▶ [What to do]:
Copy out, from the entries below, each line holding the string "this".

▶ [Records shown]:
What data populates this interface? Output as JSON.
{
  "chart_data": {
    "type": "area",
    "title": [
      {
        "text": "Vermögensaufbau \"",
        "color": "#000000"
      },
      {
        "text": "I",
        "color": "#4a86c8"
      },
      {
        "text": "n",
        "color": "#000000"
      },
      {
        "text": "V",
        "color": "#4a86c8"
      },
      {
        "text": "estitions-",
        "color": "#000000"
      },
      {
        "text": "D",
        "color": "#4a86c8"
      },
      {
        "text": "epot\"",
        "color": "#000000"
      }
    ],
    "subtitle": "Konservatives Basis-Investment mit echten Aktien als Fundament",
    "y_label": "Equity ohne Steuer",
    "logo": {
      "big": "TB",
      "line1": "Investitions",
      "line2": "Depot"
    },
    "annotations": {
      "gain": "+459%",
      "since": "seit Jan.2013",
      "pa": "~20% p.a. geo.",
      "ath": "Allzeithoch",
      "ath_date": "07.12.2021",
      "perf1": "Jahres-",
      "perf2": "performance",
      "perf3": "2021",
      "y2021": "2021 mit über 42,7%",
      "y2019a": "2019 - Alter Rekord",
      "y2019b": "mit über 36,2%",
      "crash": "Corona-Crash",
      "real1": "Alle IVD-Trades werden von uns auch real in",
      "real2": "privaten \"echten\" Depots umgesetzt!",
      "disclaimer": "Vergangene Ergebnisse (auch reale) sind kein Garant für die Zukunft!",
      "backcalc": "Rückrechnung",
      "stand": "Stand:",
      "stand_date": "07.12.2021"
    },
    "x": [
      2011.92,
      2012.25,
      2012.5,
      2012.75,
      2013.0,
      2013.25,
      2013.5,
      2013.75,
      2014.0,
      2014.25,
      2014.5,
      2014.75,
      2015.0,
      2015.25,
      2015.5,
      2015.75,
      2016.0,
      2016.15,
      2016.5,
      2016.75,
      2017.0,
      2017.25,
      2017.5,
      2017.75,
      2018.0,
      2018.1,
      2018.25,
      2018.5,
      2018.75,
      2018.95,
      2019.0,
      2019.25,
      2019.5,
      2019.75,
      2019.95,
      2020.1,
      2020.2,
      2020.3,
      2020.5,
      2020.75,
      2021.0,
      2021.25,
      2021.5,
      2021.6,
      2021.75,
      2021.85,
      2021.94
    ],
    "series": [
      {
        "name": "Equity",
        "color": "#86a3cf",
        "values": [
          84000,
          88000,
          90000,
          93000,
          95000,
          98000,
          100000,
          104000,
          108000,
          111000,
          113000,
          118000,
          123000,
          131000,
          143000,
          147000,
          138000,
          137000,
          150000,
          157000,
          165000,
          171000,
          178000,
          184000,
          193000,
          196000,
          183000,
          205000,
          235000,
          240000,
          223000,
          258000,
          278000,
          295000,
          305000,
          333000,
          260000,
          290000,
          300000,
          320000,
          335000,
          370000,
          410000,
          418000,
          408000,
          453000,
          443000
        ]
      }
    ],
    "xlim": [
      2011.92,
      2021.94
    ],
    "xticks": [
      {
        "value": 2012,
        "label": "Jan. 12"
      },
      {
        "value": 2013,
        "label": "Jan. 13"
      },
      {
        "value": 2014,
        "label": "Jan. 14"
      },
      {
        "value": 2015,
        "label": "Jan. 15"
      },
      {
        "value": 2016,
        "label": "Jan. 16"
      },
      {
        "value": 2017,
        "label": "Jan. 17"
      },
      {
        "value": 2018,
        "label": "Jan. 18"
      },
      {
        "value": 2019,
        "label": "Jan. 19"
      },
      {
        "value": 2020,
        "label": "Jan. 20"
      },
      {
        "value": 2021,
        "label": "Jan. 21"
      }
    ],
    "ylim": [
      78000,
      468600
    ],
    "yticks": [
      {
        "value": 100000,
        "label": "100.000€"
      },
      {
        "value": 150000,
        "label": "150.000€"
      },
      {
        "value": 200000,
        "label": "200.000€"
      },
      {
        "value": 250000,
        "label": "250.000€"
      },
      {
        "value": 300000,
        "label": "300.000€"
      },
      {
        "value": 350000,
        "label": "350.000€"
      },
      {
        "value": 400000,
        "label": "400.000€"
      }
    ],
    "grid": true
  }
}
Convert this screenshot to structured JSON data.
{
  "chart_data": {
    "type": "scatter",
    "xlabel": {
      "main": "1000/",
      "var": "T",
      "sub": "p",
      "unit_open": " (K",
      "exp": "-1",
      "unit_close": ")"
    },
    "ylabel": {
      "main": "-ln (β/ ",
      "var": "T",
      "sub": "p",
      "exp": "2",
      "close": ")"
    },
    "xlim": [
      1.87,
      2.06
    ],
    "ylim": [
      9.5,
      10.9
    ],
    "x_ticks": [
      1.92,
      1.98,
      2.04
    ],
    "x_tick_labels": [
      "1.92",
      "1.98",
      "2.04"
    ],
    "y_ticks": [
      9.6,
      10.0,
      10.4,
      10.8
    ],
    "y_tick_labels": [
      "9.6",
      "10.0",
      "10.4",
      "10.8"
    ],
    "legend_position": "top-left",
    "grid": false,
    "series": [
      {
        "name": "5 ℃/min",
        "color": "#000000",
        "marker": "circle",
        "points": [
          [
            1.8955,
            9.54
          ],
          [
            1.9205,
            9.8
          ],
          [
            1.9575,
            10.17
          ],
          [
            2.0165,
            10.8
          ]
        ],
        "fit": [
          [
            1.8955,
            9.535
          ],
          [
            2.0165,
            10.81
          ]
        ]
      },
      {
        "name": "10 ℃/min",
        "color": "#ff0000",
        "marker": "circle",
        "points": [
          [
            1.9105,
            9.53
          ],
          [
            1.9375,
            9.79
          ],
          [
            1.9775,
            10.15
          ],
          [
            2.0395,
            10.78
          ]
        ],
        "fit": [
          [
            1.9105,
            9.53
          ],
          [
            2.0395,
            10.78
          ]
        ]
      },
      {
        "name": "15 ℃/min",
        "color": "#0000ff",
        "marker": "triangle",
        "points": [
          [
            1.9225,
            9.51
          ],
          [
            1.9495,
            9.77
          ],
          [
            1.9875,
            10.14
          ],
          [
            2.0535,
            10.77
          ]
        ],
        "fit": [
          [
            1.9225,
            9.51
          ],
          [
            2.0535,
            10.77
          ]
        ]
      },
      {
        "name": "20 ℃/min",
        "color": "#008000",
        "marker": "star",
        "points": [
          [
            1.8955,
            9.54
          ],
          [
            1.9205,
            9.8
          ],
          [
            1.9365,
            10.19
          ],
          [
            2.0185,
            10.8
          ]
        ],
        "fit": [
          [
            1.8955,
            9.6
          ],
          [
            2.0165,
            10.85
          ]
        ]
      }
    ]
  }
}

▶ [The output]:
What data populates this interface? Output as JSON.
Convert this screenshot to structured JSON data.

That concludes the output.